# [Instruction]
Write out each record again exactly as it stands.

[Items from a data source]
□ □ □ □ □

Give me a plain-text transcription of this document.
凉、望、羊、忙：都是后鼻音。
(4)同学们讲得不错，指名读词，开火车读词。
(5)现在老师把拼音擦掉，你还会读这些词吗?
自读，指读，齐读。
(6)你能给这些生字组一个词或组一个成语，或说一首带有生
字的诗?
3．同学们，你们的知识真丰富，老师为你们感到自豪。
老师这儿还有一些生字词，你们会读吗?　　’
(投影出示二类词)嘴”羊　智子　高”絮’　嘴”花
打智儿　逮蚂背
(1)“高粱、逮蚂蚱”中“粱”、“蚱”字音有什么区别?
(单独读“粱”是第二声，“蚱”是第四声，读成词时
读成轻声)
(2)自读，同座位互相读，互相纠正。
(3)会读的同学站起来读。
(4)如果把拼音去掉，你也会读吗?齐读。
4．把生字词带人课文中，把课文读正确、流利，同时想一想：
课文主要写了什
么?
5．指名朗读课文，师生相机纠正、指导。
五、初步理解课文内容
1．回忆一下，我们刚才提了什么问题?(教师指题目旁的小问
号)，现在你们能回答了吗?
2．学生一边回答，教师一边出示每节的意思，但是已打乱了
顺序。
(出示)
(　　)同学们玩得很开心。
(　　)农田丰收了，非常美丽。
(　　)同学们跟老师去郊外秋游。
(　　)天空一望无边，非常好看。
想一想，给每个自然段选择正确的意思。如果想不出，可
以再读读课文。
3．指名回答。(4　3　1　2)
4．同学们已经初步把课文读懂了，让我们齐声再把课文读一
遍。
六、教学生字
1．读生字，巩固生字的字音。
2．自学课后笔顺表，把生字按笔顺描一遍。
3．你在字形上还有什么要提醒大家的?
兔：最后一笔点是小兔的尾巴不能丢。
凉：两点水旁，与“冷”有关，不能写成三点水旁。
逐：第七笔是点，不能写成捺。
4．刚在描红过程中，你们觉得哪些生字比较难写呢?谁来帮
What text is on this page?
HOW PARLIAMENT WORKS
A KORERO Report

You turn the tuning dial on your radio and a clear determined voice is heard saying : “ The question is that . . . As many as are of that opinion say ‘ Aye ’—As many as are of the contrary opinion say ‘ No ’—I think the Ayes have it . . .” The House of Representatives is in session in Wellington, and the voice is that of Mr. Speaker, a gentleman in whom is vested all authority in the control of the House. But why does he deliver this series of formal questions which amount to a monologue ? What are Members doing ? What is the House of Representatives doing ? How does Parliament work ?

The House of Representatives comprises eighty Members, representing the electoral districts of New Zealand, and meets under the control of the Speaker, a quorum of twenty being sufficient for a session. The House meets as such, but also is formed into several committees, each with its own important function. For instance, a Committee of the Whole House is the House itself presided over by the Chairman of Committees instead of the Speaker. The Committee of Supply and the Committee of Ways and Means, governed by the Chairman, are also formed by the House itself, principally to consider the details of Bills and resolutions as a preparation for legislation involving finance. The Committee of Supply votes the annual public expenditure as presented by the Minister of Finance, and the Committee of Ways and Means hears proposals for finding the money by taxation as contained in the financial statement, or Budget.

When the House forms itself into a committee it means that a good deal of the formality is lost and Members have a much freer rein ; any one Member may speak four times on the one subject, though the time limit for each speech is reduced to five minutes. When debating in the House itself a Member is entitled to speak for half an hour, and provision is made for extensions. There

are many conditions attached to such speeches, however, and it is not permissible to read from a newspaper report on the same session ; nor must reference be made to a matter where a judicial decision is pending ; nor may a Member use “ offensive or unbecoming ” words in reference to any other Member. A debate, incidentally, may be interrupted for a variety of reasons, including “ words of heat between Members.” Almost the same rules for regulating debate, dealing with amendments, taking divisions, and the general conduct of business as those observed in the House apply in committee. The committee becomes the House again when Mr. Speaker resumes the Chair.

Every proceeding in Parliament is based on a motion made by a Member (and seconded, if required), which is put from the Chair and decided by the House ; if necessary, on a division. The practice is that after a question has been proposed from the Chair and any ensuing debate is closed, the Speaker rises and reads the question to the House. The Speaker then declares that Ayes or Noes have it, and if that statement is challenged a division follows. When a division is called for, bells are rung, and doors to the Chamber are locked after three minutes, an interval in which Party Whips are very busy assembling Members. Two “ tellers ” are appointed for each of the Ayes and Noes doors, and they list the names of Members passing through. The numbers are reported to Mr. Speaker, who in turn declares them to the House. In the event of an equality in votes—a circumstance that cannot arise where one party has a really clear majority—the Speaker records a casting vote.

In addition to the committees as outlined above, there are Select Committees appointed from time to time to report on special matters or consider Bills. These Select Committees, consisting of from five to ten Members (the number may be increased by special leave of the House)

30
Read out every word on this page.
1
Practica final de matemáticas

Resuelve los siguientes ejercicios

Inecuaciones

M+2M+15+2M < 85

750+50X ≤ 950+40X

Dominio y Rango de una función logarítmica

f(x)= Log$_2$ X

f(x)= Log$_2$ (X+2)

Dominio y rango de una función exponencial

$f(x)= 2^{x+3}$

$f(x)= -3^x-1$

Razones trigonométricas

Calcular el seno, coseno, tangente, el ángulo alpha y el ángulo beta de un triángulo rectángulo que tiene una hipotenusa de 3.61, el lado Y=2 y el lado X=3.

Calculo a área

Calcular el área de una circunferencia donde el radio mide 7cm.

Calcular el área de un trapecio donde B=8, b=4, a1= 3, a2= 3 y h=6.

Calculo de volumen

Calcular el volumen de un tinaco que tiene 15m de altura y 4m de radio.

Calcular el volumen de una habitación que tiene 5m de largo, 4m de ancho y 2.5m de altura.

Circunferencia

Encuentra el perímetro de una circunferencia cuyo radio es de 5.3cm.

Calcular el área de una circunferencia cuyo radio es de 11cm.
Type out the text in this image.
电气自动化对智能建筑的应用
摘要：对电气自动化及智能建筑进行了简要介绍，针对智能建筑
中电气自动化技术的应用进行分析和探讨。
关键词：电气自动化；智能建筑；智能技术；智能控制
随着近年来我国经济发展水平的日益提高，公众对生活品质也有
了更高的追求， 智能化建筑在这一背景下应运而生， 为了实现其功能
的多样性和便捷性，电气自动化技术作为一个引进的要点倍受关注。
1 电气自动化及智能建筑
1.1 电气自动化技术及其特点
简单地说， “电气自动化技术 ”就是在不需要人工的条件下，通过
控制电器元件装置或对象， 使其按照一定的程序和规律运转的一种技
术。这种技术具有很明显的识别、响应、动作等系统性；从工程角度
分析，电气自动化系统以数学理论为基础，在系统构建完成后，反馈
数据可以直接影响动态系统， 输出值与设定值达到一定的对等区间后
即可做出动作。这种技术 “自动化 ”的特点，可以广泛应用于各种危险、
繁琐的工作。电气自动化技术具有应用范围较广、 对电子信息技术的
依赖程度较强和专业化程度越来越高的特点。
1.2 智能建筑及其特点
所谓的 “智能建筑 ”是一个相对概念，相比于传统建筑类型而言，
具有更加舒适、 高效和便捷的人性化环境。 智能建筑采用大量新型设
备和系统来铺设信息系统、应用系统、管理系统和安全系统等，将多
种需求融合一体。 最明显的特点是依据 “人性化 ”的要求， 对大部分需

□ □ □ □ □

# [The solution]
Give me a plain-text transcription of this document.
凉、望、羊、忙：都是后鼻音。
(4)同学们讲得不错，指名读词，开火车读词。
(5)现在老师把拼音擦掉，你还会读这些词吗?
自读，指读，齐读。
(6)你能给这些生字组一个词或组一个成语，或说一首带有生
字的诗?
3．同学们，你们的知识真丰富，老师为你们感到自豪。
老师这儿还有一些生字词，你们会读吗?　　’
(投影出示二类词)嘴”羊　智子　高”絮’　嘴”花
打智儿　逮蚂背
(1)“高粱、逮蚂蚱”中“粱”、“蚱”字音有什么区别?
(单独读“粱”是第二声，“蚱”是第四声，读成词时
读成轻声)
(2)自读，同座位互相读，互相纠正。
(3)会读的同学站起来读。
(4)如果把拼音去掉，你也会读吗?齐读。
4．把生字词带人课文中，把课文读正确、流利，同时想一想：
课文主要写了什
么?
5．指名朗读课文，师生相机纠正、指导。
五、初步理解课文内容
1．回忆一下，我们刚才提了什么问题?(教师指题目旁的小问
号)，现在你们能回答了吗?
2．学生一边回答，教师一边出示每节的意思，但是已打乱了
顺序。
(出示)
(　　)同学们玩得很开心。
(　　)农田丰收了，非常美丽。
(　　)同学们跟老师去郊外秋游。
(　　)天空一望无边，非常好看。
想一想，给每个自然段选择正确的意思。如果想不出，可
以再读读课文。
3．指名回答。(4　3　1　2)
4．同学们已经初步把课文读懂了，让我们齐声再把课文读一
遍。
六、教学生字
1．读生字，巩固生字的字音。
2．自学课后笔顺表，把生字按笔顺描一遍。
3．你在字形上还有什么要提醒大家的?
兔：最后一笔点是小兔的尾巴不能丢。
凉：两点水旁，与“冷”有关，不能写成三点水旁。
逐：第七笔是点，不能写成捺。
4．刚在描红过程中，你们觉得哪些生字比较难写呢?谁来帮
What text is on this page?
HOW PARLIAMENT WORKS
A KORERO Report

You turn the tuning dial on your radio and a clear determined voice is heard saying : “ The question is that . . . As many as are of that opinion say ‘ Aye ’—As many as are of the contrary opinion say ‘ No ’—I think the Ayes have it . . .” The House of Representatives is in session in Wellington, and the voice is that of Mr. Speaker, a gentleman in whom is vested all authority in the control of the House. But why does he deliver this series of formal questions which amount to a monologue ? What are Members doing ? What is the House of Representatives doing ? How does Parliament work ?

The House of Representatives comprises eighty Members, representing the electoral districts of New Zealand, and meets under the control of the Speaker, a quorum of twenty being sufficient for a session. The House meets as such, but also is formed into several committees, each with its own important function. For instance, a Committee of the Whole House is the House itself presided over by the Chairman of Committees instead of the Speaker. The Committee of Supply and the Committee of Ways and Means, governed by the Chairman, are also formed by the House itself, principally to consider the details of Bills and resolutions as a preparation for legislation involving finance. The Committee of Supply votes the annual public expenditure as presented by the Minister of Finance, and the Committee of Ways and Means hears proposals for finding the money by taxation as contained in the financial statement, or Budget.

When the House forms itself into a committee it means that a good deal of the formality is lost and Members have a much freer rein ; any one Member may speak four times on the one subject, though the time limit for each speech is reduced to five minutes. When debating in the House itself a Member is entitled to speak for half an hour, and provision is made for extensions. There

are many conditions attached to such speeches, however, and it is not permissible to read from a newspaper report on the same session ; nor must reference be made to a matter where a judicial decision is pending ; nor may a Member use “ offensive or unbecoming ” words in reference to any other Member. A debate, incidentally, may be interrupted for a variety of reasons, including “ words of heat between Members.” Almost the same rules for regulating debate, dealing with amendments, taking divisions, and the general conduct of business as those observed in the House apply in committee. The committee becomes the House again when Mr. Speaker resumes the Chair.

Every proceeding in Parliament is based on a motion made by a Member (and seconded, if required), which is put from the Chair and decided by the House ; if necessary, on a division. The practice is that after a question has been proposed from the Chair and any ensuing debate is closed, the Speaker rises and reads the question to the House. The Speaker then declares that Ayes or Noes have it, and if that statement is challenged a division follows. When a division is called for, bells are rung, and doors to the Chamber are locked after three minutes, an interval in which Party Whips are very busy assembling Members. Two “ tellers ” are appointed for each of the Ayes and Noes doors, and they list the names of Members passing through. The numbers are reported to Mr. Speaker, who in turn declares them to the House. In the event of an equality in votes—a circumstance that cannot arise where one party has a really clear majority—the Speaker records a casting vote.

In addition to the committees as outlined above, there are Select Committees appointed from time to time to report on special matters or consider Bills. These Select Committees, consisting of from five to ten Members (the number may be increased by special leave of the House)

30
Read out every word on this page.
1
Practica final de matemáticas

Resuelve los siguientes ejercicios

Inecuaciones

M+2M+15+2M < 85

750+50X ≤ 950+40X

Dominio y Rango de una función logarítmica

f(x)= Log$_2$ X

f(x)= Log$_2$ (X+2)

Dominio y rango de una función exponencial

$f(x)= 2^{x+3}$

$f(x)= -3^x-1$

Razones trigonométricas

Calcular el seno, coseno, tangente, el ángulo alpha y el ángulo beta de un triángulo rectángulo que tiene una hipotenusa de 3.61, el lado Y=2 y el lado X=3.

Calculo a área

Calcular el área de una circunferencia donde el radio mide 7cm.

Calcular el área de un trapecio donde B=8, b=4, a1= 3, a2= 3 y h=6.

Calculo de volumen

Calcular el volumen de un tinaco que tiene 15m de altura y 4m de radio.

Calcular el volumen de una habitación que tiene 5m de largo, 4m de ancho y 2.5m de altura.

Circunferencia

Encuentra el perímetro de una circunferencia cuyo radio es de 5.3cm.

Calcular el área de una circunferencia cuyo radio es de 11cm.
Type out the text in this image.
电气自动化对智能建筑的应用
摘要：对电气自动化及智能建筑进行了简要介绍，针对智能建筑
中电气自动化技术的应用进行分析和探讨。
关键词：电气自动化；智能建筑；智能技术；智能控制
随着近年来我国经济发展水平的日益提高，公众对生活品质也有
了更高的追求， 智能化建筑在这一背景下应运而生， 为了实现其功能
的多样性和便捷性，电气自动化技术作为一个引进的要点倍受关注。
1 电气自动化及智能建筑
1.1 电气自动化技术及其特点
简单地说， “电气自动化技术 ”就是在不需要人工的条件下，通过
控制电器元件装置或对象， 使其按照一定的程序和规律运转的一种技
术。这种技术具有很明显的识别、响应、动作等系统性；从工程角度
分析，电气自动化系统以数学理论为基础，在系统构建完成后，反馈
数据可以直接影响动态系统， 输出值与设定值达到一定的对等区间后
即可做出动作。这种技术 “自动化 ”的特点，可以广泛应用于各种危险、
繁琐的工作。电气自动化技术具有应用范围较广、 对电子信息技术的
依赖程度较强和专业化程度越来越高的特点。
1.2 智能建筑及其特点
所谓的 “智能建筑 ”是一个相对概念，相比于传统建筑类型而言，
具有更加舒适、 高效和便捷的人性化环境。 智能建筑采用大量新型设
备和系统来铺设信息系统、应用系统、管理系统和安全系统等，将多
种需求融合一体。 最明显的特点是依据 “人性化 ”的要求， 对大部分需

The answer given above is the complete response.